(Data entries)

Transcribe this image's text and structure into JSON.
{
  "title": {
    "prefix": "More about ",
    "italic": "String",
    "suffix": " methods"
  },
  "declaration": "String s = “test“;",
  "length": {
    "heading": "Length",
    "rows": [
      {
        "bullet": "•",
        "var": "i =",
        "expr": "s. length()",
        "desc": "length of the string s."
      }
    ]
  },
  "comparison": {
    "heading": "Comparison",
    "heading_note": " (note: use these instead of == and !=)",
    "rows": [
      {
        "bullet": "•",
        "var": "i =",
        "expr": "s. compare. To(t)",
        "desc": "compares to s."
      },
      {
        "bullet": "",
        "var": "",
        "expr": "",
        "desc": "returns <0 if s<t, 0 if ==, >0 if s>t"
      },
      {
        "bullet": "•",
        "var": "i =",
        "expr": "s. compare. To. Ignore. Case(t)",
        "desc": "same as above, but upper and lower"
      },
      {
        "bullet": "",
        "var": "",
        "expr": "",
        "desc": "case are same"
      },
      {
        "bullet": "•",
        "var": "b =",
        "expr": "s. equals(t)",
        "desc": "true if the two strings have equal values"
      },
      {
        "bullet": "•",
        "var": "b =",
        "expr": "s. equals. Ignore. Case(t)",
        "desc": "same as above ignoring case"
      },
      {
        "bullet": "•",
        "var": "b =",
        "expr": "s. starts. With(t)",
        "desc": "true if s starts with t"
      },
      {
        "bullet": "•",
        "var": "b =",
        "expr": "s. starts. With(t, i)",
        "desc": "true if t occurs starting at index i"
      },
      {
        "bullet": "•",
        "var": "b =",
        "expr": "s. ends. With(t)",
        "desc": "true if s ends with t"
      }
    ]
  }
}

__Required task__.
Repeat the records above exactly, leaving none out.

__Exercise output__.
Transcribe this image's text and structure into JSON.
{
  "title": {
    "prefix": "More about ",
    "italic": "String",
    "suffix": " methods"
  },
  "declaration": "String s = “test“;",
  "length": {
    "heading": "Length",
    "rows": [
      {
        "bullet": "•",
        "var": "i =",
        "expr": "s. length()",
        "desc": "length of the string s."
      }
    ]
  },
  "comparison": {
    "heading": "Comparison",
    "heading_note": " (note: use these instead of == and !=)",
    "rows": [
      {
        "bullet": "•",
        "var": "i =",
        "expr": "s. compare. To(t)",
        "desc": "compares to s."
      },
      {
        "bullet": "",
        "var": "",
        "expr": "",
        "desc": "returns <0 if s<t, 0 if ==, >0 if s>t"
      },
      {
        "bullet": "•",
        "var": "i =",
        "expr": "s. compare. To. Ignore. Case(t)",
        "desc": "same as above, but upper and lower"
      },
      {
        "bullet": "",
        "var": "",
        "expr": "",
        "desc": "case are same"
      },
      {
        "bullet": "•",
        "var": "b =",
        "expr": "s. equals(t)",
        "desc": "true if the two strings have equal values"
      },
      {
        "bullet": "•",
        "var": "b =",
        "expr": "s. equals. Ignore. Case(t)",
        "desc": "same as above ignoring case"
      },
      {
        "bullet": "•",
        "var": "b =",
        "expr": "s. starts. With(t)",
        "desc": "true if s starts with t"
      },
      {
        "bullet": "•",
        "var": "b =",
        "expr": "s. starts. With(t, i)",
        "desc": "true if t occurs starting at index i"
      },
      {
        "bullet": "•",
        "var": "b =",
        "expr": "s. ends. With(t)",
        "desc": "true if s ends with t"
      }
    ]
  }
}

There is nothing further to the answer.